**Goal**
Exclude the pictures and return every line exactly as written.

**Material supplied**
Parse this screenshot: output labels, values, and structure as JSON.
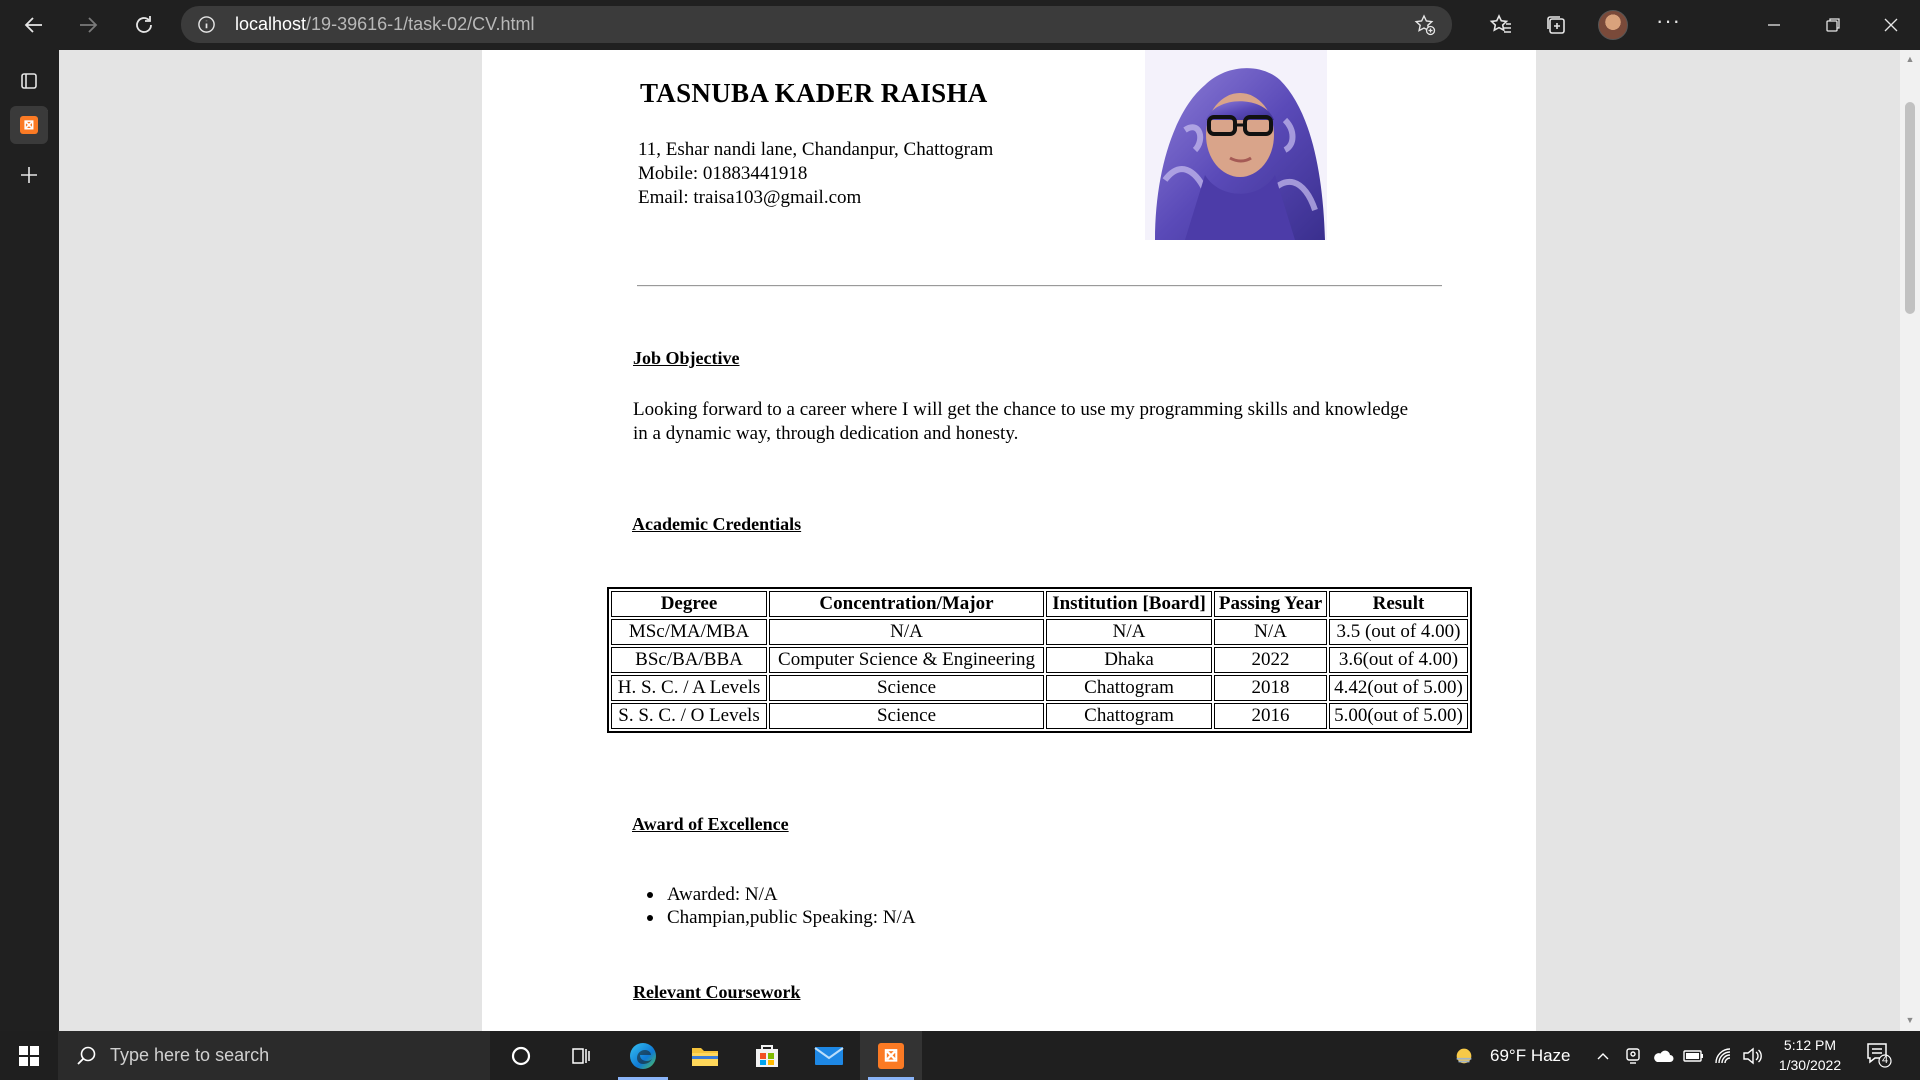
{
  "browser": {
    "url_host": "localhost",
    "url_path": "/19-39616-1/task-02/CV.html"
  },
  "cv": {
    "name": "TASNUBA KADER RAISHA",
    "address": "11, Eshar nandi lane, Chandanpur, Chattogram",
    "mobile": "Mobile: 01883441918",
    "email": "Email: traisa103@gmail.com",
    "job_objective": {
      "heading": "Job Objective",
      "text": "Looking forward to a career where I will get the chance to use my programming skills and knowledge in a dynamic way, through dedication and honesty."
    },
    "academic": {
      "heading": "Academic Credentials",
      "columns": [
        "Degree",
        "Concentration/Major",
        "Institution [Board]",
        "Passing Year",
        "Result"
      ],
      "rows": [
        [
          "MSc/MA/MBA",
          "N/A",
          "N/A",
          "N/A",
          "3.5 (out of 4.00)"
        ],
        [
          "BSc/BA/BBA",
          "Computer Science & Engineering",
          "Dhaka",
          "2022",
          "3.6(out of 4.00)"
        ],
        [
          "H. S. C. / A Levels",
          "Science",
          "Chattogram",
          "2018",
          "4.42(out of 5.00)"
        ],
        [
          "S. S. C. / O Levels",
          "Science",
          "Chattogram",
          "2016",
          "5.00(out of 5.00)"
        ]
      ]
    },
    "awards": {
      "heading": "Award of Excellence",
      "items": [
        "Awarded: N/A",
        "Champian,public Speaking: N/A"
      ]
    },
    "coursework": {
      "heading": "Relevant Coursework"
    }
  },
  "taskbar": {
    "search_placeholder": "Type here to search",
    "weather": "69°F  Haze",
    "time": "5:12 PM",
    "date": "1/30/2022",
    "notification_count": "4"
  },
  "colors": {
    "accent": "#8ab4f8",
    "xampp": "#fb7a24"
  }
}
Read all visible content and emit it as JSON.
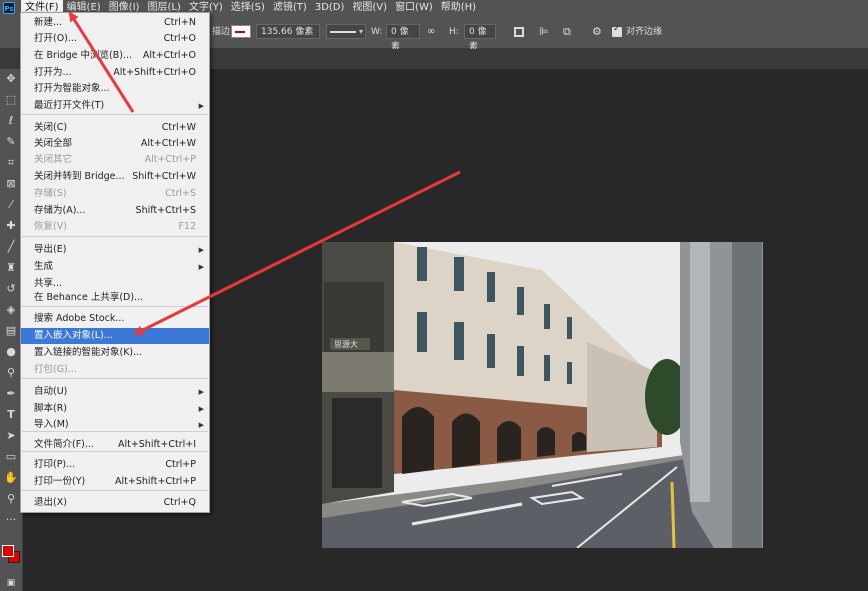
{
  "app": {
    "logo": "Ps"
  },
  "menubar": [
    "文件(F)",
    "编辑(E)",
    "图像(I)",
    "图层(L)",
    "文字(Y)",
    "选择(S)",
    "滤镜(T)",
    "3D(D)",
    "视图(V)",
    "窗口(W)",
    "帮助(H)"
  ],
  "options": {
    "stroke_label": "描边:",
    "stroke_size": "135.66 像素",
    "w_label": "W:",
    "w_value": "0 像素",
    "h_label": "H:",
    "h_value": "0 像素",
    "align_edges": "对齐边缘"
  },
  "file_menu": {
    "items": [
      {
        "label": "新建...",
        "shortcut": "Ctrl+N",
        "disabled": false
      },
      {
        "label": "打开(O)...",
        "shortcut": "Ctrl+O",
        "disabled": false
      },
      {
        "label": "在 Bridge 中浏览(B)...",
        "shortcut": "Alt+Ctrl+O",
        "disabled": false
      },
      {
        "label": "打开为...",
        "shortcut": "Alt+Shift+Ctrl+O",
        "disabled": false
      },
      {
        "label": "打开为智能对象...",
        "shortcut": "",
        "disabled": false
      },
      {
        "label": "最近打开文件(T)",
        "shortcut": "",
        "submenu": true,
        "disabled": false
      },
      {
        "label": "关闭(C)",
        "shortcut": "Ctrl+W",
        "disabled": false
      },
      {
        "label": "关闭全部",
        "shortcut": "Alt+Ctrl+W",
        "disabled": false
      },
      {
        "label": "关闭其它",
        "shortcut": "Alt+Ctrl+P",
        "disabled": true
      },
      {
        "label": "关闭并转到 Bridge...",
        "shortcut": "Shift+Ctrl+W",
        "disabled": false
      },
      {
        "label": "存储(S)",
        "shortcut": "Ctrl+S",
        "disabled": true
      },
      {
        "label": "存储为(A)...",
        "shortcut": "Shift+Ctrl+S",
        "disabled": false
      },
      {
        "label": "恢复(V)",
        "shortcut": "F12",
        "disabled": true
      },
      {
        "label": "导出(E)",
        "shortcut": "",
        "submenu": true,
        "disabled": false
      },
      {
        "label": "生成",
        "shortcut": "",
        "submenu": true,
        "disabled": false
      },
      {
        "label": "共享...",
        "shortcut": "",
        "disabled": false
      },
      {
        "label": "在 Behance 上共享(D)...",
        "shortcut": "",
        "disabled": false
      },
      {
        "label": "搜索 Adobe Stock...",
        "shortcut": "",
        "disabled": false
      },
      {
        "label": "置入嵌入对象(L)...",
        "shortcut": "",
        "disabled": false,
        "highlighted": true
      },
      {
        "label": "置入链接的智能对象(K)...",
        "shortcut": "",
        "disabled": false
      },
      {
        "label": "打包(G)...",
        "shortcut": "",
        "disabled": true
      },
      {
        "label": "自动(U)",
        "shortcut": "",
        "submenu": true,
        "disabled": false
      },
      {
        "label": "脚本(R)",
        "shortcut": "",
        "submenu": true,
        "disabled": false
      },
      {
        "label": "导入(M)",
        "shortcut": "",
        "submenu": true,
        "disabled": false
      },
      {
        "label": "文件简介(F)...",
        "shortcut": "Alt+Shift+Ctrl+I",
        "disabled": false
      },
      {
        "label": "打印(P)...",
        "shortcut": "Ctrl+P",
        "disabled": false
      },
      {
        "label": "打印一份(Y)",
        "shortcut": "Alt+Shift+Ctrl+P",
        "disabled": false
      },
      {
        "label": "退出(X)",
        "shortcut": "Ctrl+Q",
        "disabled": false
      }
    ]
  },
  "tools": [
    "move-tool-icon",
    "marquee-tool-icon",
    "lasso-tool-icon",
    "quick-select-tool-icon",
    "crop-tool-icon",
    "frame-tool-icon",
    "eyedropper-tool-icon",
    "healing-brush-icon",
    "brush-tool-icon",
    "clone-stamp-icon",
    "history-brush-icon",
    "eraser-tool-icon",
    "gradient-tool-icon",
    "blur-tool-icon",
    "dodge-tool-icon",
    "pen-tool-icon",
    "type-tool-icon",
    "path-select-icon",
    "shape-tool-icon",
    "hand-tool-icon",
    "zoom-tool-icon"
  ],
  "colors": {
    "foreground": "#e00000",
    "background": "#e00000",
    "highlight": "#3b78d8",
    "arrow": "#e8383a"
  },
  "photo": {
    "sign_text": "思源大"
  }
}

**Result**
Parse this screenshot: output labels, values, and structure as JSON.
{
  "browser": {
    "url_host": "localhost",
    "url_path": "/19-39616-1/task-02/CV.html"
  },
  "cv": {
    "name": "TASNUBA KADER RAISHA",
    "address": "11, Eshar nandi lane, Chandanpur, Chattogram",
    "mobile": "Mobile: 01883441918",
    "email": "Email: traisa103@gmail.com",
    "job_objective": {
      "heading": "Job Objective",
      "text": "Looking forward to a career where I will get the chance to use my programming skills and knowledge in a dynamic way, through dedication and honesty."
    },
    "academic": {
      "heading": "Academic Credentials",
      "columns": [
        "Degree",
        "Concentration/Major",
        "Institution [Board]",
        "Passing Year",
        "Result"
      ],
      "rows": [
        [
          "MSc/MA/MBA",
          "N/A",
          "N/A",
          "N/A",
          "3.5 (out of 4.00)"
        ],
        [
          "BSc/BA/BBA",
          "Computer Science & Engineering",
          "Dhaka",
          "2022",
          "3.6(out of 4.00)"
        ],
        [
          "H. S. C. / A Levels",
          "Science",
          "Chattogram",
          "2018",
          "4.42(out of 5.00)"
        ],
        [
          "S. S. C. / O Levels",
          "Science",
          "Chattogram",
          "2016",
          "5.00(out of 5.00)"
        ]
      ]
    },
    "awards": {
      "heading": "Award of Excellence",
      "items": [
        "Awarded: N/A",
        "Champian,public Speaking: N/A"
      ]
    },
    "coursework": {
      "heading": "Relevant Coursework"
    }
  },
  "taskbar": {
    "search_placeholder": "Type here to search",
    "weather": "69°F  Haze",
    "time": "5:12 PM",
    "date": "1/30/2022",
    "notification_count": "4"
  },
  "colors": {
    "accent": "#8ab4f8",
    "xampp": "#fb7a24"
  }
}
Read all visible content and emit it as JSON.
{
  "app": {
    "logo": "Ps"
  },
  "menubar": [
    "文件(F)",
    "编辑(E)",
    "图像(I)",
    "图层(L)",
    "文字(Y)",
    "选择(S)",
    "滤镜(T)",
    "3D(D)",
    "视图(V)",
    "窗口(W)",
    "帮助(H)"
  ],
  "options": {
    "stroke_label": "描边:",
    "stroke_size": "135.66 像素",
    "w_label": "W:",
    "w_value": "0 像素",
    "h_label": "H:",
    "h_value": "0 像素",
    "align_edges": "对齐边缘"
  },
  "file_menu": {
    "items": [
      {
        "label": "新建...",
        "shortcut": "Ctrl+N",
        "disabled": false
      },
      {
        "label": "打开(O)...",
        "shortcut": "Ctrl+O",
        "disabled": false
      },
      {
        "label": "在 Bridge 中浏览(B)...",
        "shortcut": "Alt+Ctrl+O",
        "disabled": false
      },
      {
        "label": "打开为...",
        "shortcut": "Alt+Shift+Ctrl+O",
        "disabled": false
      },
      {
        "label": "打开为智能对象...",
        "shortcut": "",
        "disabled": false
      },
      {
        "label": "最近打开文件(T)",
        "shortcut": "",
        "submenu": true,
        "disabled": false
      },
      {
        "label": "关闭(C)",
        "shortcut": "Ctrl+W",
        "disabled": false
      },
      {
        "label": "关闭全部",
        "shortcut": "Alt+Ctrl+W",
        "disabled": false
      },
      {
        "label": "关闭其它",
        "shortcut": "Alt+Ctrl+P",
        "disabled": true
      },
      {
        "label": "关闭并转到 Bridge...",
        "shortcut": "Shift+Ctrl+W",
        "disabled": false
      },
      {
        "label": "存储(S)",
        "shortcut": "Ctrl+S",
        "disabled": true
      },
      {
        "label": "存储为(A)...",
        "shortcut": "Shift+Ctrl+S",
        "disabled": false
      },
      {
        "label": "恢复(V)",
        "shortcut": "F12",
        "disabled": true
      },
      {
        "label": "导出(E)",
        "shortcut": "",
        "submenu": true,
        "disabled": false
      },
      {
        "label": "生成",
        "shortcut": "",
        "submenu": true,
        "disabled": false
      },
      {
        "label": "共享...",
        "shortcut": "",
        "disabled": false
      },
      {
        "label": "在 Behance 上共享(D)...",
        "shortcut": "",
        "disabled": false
      },
      {
        "label": "搜索 Adobe Stock...",
        "shortcut": "",
        "disabled": false
      },
      {
        "label": "置入嵌入对象(L)...",
        "shortcut": "",
        "disabled": false,
        "highlighted": true
      },
      {
        "label": "置入链接的智能对象(K)...",
        "shortcut": "",
        "disabled": false
      },
      {
        "label": "打包(G)...",
        "shortcut": "",
        "disabled": true
      },
      {
        "label": "自动(U)",
        "shortcut": "",
        "submenu": true,
        "disabled": false
      },
      {
        "label": "脚本(R)",
        "shortcut": "",
        "submenu": true,
        "disabled": false
      },
      {
        "label": "导入(M)",
        "shortcut": "",
        "submenu": true,
        "disabled": false
      },
      {
        "label": "文件简介(F)...",
        "shortcut": "Alt+Shift+Ctrl+I",
        "disabled": false
      },
      {
        "label": "打印(P)...",
        "shortcut": "Ctrl+P",
        "disabled": false
      },
      {
        "label": "打印一份(Y)",
        "shortcut": "Alt+Shift+Ctrl+P",
        "disabled": false
      },
      {
        "label": "退出(X)",
        "shortcut": "Ctrl+Q",
        "disabled": false
      }
    ]
  },
  "tools": [
    "move-tool-icon",
    "marquee-tool-icon",
    "lasso-tool-icon",
    "quick-select-tool-icon",
    "crop-tool-icon",
    "frame-tool-icon",
    "eyedropper-tool-icon",
    "healing-brush-icon",
    "brush-tool-icon",
    "clone-stamp-icon",
    "history-brush-icon",
    "eraser-tool-icon",
    "gradient-tool-icon",
    "blur-tool-icon",
    "dodge-tool-icon",
    "pen-tool-icon",
    "type-tool-icon",
    "path-select-icon",
    "shape-tool-icon",
    "hand-tool-icon",
    "zoom-tool-icon"
  ],
  "colors": {
    "foreground": "#e00000",
    "background": "#e00000",
    "highlight": "#3b78d8",
    "arrow": "#e8383a"
  },
  "photo": {
    "sign_text": "思源大"
  }
}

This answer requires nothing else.